* _DATA EXCERPTS_:
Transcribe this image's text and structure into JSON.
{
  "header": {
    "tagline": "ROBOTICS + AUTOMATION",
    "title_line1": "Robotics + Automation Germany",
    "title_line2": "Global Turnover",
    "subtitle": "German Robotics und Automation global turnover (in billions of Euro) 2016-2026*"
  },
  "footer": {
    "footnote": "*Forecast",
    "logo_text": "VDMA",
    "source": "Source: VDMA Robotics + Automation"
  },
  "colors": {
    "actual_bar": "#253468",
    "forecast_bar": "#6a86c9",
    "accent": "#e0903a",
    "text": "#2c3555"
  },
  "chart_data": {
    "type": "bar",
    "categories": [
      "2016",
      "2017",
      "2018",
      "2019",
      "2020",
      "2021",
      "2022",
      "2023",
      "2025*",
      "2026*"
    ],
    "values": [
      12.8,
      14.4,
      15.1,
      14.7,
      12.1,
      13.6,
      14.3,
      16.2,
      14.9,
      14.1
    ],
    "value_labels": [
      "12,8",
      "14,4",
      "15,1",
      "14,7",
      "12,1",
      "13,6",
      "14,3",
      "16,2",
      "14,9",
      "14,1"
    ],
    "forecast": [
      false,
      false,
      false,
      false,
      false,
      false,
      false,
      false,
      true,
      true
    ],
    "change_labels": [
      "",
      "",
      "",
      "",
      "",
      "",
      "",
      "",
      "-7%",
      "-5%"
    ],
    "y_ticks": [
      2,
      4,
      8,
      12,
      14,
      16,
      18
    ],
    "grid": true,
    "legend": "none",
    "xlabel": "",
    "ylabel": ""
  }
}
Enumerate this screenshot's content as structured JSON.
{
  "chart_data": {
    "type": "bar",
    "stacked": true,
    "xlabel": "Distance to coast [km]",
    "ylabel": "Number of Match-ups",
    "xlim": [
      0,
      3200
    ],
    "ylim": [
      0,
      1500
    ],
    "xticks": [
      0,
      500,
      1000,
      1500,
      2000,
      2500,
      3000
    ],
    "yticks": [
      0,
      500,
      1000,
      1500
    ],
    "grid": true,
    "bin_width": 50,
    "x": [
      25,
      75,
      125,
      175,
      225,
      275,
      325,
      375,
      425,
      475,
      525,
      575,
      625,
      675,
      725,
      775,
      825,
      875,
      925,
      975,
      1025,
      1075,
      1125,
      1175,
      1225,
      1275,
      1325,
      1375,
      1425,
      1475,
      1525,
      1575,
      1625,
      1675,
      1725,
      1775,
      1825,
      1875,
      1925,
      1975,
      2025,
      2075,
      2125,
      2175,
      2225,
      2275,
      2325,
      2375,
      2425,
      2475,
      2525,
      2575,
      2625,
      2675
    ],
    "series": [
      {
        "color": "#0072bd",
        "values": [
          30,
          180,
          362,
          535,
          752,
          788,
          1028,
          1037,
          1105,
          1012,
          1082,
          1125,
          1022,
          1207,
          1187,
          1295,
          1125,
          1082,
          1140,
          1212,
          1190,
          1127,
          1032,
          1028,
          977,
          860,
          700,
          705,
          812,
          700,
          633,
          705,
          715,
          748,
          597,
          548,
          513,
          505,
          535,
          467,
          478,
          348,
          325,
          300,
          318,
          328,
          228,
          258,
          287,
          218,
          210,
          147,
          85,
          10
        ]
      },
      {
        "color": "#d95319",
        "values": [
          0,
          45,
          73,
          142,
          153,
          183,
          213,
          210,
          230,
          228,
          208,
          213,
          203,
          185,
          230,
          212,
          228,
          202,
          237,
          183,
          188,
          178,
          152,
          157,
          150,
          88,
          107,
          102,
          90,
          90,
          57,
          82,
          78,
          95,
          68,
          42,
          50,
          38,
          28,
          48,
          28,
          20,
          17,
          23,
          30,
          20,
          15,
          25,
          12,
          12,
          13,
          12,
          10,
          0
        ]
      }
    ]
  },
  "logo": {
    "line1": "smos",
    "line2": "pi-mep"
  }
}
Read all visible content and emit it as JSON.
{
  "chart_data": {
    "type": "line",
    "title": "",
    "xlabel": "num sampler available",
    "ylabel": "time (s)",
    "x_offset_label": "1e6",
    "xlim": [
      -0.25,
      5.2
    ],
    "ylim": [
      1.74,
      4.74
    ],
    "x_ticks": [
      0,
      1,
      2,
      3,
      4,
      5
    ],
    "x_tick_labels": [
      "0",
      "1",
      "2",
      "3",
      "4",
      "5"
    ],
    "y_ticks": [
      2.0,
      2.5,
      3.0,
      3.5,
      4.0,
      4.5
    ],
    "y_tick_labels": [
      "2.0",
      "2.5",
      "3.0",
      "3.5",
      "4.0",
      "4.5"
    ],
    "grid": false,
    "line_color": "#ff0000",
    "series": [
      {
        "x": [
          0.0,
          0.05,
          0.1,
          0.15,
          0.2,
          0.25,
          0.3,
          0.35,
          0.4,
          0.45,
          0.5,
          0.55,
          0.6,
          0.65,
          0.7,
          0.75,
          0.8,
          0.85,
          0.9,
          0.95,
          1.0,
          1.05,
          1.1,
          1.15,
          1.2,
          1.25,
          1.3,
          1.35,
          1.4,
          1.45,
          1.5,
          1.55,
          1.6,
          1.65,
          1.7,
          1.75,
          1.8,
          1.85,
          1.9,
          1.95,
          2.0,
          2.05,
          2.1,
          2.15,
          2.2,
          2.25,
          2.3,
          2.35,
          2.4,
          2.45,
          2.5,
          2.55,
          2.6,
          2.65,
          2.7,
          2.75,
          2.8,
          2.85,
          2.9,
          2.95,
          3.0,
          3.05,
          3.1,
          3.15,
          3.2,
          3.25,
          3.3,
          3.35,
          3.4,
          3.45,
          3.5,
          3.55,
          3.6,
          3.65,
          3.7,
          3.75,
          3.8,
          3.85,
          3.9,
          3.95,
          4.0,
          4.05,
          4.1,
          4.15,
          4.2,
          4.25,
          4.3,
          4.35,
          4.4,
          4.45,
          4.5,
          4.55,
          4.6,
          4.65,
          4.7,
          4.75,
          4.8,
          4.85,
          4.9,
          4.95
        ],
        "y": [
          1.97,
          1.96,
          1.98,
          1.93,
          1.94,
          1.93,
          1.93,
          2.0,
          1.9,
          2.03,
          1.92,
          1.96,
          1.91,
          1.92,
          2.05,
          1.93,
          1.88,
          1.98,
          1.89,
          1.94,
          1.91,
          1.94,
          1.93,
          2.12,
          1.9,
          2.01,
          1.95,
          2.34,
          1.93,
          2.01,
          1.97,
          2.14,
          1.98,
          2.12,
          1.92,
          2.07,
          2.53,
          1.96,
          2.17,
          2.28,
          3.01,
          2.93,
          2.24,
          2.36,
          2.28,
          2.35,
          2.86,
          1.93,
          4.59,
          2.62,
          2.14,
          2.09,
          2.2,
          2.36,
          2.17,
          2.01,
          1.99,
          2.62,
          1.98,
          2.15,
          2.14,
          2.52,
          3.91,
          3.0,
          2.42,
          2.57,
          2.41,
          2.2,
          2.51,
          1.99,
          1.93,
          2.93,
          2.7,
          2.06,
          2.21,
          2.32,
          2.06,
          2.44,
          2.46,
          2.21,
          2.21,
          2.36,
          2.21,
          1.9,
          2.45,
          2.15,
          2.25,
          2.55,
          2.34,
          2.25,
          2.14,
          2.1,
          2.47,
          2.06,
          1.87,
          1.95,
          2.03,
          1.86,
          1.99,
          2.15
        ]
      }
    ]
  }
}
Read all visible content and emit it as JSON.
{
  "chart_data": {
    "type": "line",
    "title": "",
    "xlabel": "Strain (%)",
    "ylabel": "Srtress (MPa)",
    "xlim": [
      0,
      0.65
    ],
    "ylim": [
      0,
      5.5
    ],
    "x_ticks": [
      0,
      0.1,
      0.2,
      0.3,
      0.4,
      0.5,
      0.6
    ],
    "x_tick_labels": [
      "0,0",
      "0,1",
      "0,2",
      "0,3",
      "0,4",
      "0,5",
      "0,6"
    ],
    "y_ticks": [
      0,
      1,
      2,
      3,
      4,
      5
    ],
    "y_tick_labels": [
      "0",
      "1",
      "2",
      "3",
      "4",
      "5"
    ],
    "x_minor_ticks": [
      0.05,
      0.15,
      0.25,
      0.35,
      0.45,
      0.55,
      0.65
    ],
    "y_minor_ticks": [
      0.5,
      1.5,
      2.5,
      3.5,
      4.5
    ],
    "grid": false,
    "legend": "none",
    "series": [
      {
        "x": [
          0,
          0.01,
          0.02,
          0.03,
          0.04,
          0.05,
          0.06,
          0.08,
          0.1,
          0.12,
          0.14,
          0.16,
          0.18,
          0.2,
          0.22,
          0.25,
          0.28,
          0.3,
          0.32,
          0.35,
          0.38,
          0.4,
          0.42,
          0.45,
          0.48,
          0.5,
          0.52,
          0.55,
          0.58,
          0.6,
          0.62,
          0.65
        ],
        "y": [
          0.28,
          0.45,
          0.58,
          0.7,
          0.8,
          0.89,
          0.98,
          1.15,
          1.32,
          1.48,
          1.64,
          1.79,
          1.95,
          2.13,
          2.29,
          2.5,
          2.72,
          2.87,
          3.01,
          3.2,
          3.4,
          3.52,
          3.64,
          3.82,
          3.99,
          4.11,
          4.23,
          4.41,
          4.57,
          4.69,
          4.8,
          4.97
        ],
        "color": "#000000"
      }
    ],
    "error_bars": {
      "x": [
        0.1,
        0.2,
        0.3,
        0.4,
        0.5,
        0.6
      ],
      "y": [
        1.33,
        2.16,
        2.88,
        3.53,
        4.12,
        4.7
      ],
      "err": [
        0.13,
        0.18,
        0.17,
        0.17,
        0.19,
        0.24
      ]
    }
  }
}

* _WHAT IS NEEDED_:
Every line above that contains the word "this" should be reported.

* _REPLY TO THE TASK_:
Transcribe this image's text and structure into JSON.
Enumerate this screenshot's content as structured JSON.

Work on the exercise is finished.